◆ Task details ◆
Quote every line as given.

═════ Records for processing

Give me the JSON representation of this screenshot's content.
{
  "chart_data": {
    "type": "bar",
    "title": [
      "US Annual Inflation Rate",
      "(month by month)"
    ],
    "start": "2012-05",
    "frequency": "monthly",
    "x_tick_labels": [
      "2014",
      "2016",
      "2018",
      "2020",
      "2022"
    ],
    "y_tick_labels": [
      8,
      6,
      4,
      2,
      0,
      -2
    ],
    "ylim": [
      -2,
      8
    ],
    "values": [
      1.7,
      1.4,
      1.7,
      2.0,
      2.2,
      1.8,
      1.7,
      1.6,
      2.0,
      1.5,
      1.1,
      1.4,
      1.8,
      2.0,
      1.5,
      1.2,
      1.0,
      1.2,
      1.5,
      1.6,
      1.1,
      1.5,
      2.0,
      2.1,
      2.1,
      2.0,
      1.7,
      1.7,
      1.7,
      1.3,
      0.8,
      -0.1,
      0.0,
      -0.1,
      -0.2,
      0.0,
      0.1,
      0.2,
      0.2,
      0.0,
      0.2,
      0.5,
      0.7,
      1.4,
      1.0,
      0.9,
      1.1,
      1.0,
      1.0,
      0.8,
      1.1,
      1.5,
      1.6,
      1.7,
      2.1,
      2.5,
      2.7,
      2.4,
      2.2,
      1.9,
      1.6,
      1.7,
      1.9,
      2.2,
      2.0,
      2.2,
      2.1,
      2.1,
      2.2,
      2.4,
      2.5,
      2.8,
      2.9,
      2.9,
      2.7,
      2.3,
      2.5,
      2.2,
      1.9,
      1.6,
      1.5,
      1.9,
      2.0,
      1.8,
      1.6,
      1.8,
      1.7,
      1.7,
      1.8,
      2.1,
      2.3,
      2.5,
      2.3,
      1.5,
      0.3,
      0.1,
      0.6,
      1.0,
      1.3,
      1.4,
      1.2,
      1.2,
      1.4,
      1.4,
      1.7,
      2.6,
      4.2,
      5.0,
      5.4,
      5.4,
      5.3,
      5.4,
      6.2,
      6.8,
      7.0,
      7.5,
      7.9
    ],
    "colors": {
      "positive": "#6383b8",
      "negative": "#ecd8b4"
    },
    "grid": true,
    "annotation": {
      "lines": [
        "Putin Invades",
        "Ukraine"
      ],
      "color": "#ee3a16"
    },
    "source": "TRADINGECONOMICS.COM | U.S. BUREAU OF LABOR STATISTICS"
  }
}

══════════

◆ Final result ◆
Give me the JSON representation of this screenshot's content.
{
  "chart_data": {
    "type": "bar",
    "title": [
      "US Annual Inflation Rate",
      "(month by month)"
    ],
    "start": "2012-05",
    "frequency": "monthly",
    "x_tick_labels": [
      "2014",
      "2016",
      "2018",
      "2020",
      "2022"
    ],
    "y_tick_labels": [
      8,
      6,
      4,
      2,
      0,
      -2
    ],
    "ylim": [
      -2,
      8
    ],
    "values": [
      1.7,
      1.4,
      1.7,
      2.0,
      2.2,
      1.8,
      1.7,
      1.6,
      2.0,
      1.5,
      1.1,
      1.4,
      1.8,
      2.0,
      1.5,
      1.2,
      1.0,
      1.2,
      1.5,
      1.6,
      1.1,
      1.5,
      2.0,
      2.1,
      2.1,
      2.0,
      1.7,
      1.7,
      1.7,
      1.3,
      0.8,
      -0.1,
      0.0,
      -0.1,
      -0.2,
      0.0,
      0.1,
      0.2,
      0.2,
      0.0,
      0.2,
      0.5,
      0.7,
      1.4,
      1.0,
      0.9,
      1.1,
      1.0,
      1.0,
      0.8,
      1.1,
      1.5,
      1.6,
      1.7,
      2.1,
      2.5,
      2.7,
      2.4,
      2.2,
      1.9,
      1.6,
      1.7,
      1.9,
      2.2,
      2.0,
      2.2,
      2.1,
      2.1,
      2.2,
      2.4,
      2.5,
      2.8,
      2.9,
      2.9,
      2.7,
      2.3,
      2.5,
      2.2,
      1.9,
      1.6,
      1.5,
      1.9,
      2.0,
      1.8,
      1.6,
      1.8,
      1.7,
      1.7,
      1.8,
      2.1,
      2.3,
      2.5,
      2.3,
      1.5,
      0.3,
      0.1,
      0.6,
      1.0,
      1.3,
      1.4,
      1.2,
      1.2,
      1.4,
      1.4,
      1.7,
      2.6,
      4.2,
      5.0,
      5.4,
      5.4,
      5.3,
      5.4,
      6.2,
      6.8,
      7.0,
      7.5,
      7.9
    ],
    "colors": {
      "positive": "#6383b8",
      "negative": "#ecd8b4"
    },
    "grid": true,
    "annotation": {
      "lines": [
        "Putin Invades",
        "Ukraine"
      ],
      "color": "#ee3a16"
    },
    "source": "TRADINGECONOMICS.COM | U.S. BUREAU OF LABOR STATISTICS"
  }
}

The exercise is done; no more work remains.